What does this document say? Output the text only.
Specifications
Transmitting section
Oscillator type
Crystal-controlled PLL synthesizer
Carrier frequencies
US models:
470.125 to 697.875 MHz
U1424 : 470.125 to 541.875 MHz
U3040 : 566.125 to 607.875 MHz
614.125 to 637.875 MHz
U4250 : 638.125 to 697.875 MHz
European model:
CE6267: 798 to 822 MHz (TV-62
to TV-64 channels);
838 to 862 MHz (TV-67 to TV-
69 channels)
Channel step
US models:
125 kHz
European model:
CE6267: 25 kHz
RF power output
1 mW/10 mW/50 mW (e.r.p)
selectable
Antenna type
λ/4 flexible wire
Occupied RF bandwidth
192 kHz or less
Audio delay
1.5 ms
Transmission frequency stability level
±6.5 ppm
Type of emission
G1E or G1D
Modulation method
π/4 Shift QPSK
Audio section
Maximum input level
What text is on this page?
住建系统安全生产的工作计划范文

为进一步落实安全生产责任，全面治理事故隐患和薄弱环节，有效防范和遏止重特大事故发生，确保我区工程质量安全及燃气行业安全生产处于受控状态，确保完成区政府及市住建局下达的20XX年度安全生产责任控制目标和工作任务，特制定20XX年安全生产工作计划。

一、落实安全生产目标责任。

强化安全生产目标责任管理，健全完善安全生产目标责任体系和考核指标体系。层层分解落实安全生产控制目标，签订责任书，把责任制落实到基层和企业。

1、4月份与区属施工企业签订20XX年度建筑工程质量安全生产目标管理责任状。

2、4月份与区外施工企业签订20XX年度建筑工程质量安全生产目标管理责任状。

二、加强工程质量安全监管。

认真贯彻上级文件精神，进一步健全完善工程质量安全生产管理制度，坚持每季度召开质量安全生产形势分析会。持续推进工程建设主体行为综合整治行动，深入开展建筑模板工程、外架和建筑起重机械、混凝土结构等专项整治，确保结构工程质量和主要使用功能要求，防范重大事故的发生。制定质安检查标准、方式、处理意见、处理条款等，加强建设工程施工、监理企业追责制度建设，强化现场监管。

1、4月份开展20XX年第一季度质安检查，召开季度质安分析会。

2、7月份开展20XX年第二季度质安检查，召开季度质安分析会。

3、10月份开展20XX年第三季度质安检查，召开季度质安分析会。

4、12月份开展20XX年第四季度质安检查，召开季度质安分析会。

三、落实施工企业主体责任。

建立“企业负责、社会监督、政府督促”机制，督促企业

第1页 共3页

■ **The exercise**
All lines that include "召开季度质安分析会" are to be gathered and copied.

■ **Full solution**
1、4月份开展20XX年第一季度质安检查，召开季度质安分析会。
2、7月份开展20XX年第二季度质安检查，召开季度质安分析会。
3、10月份开展20XX年第三季度质安检查，召开季度质安分析会。
4、12月份开展20XX年第四季度质安检查，召开季度质安分析会。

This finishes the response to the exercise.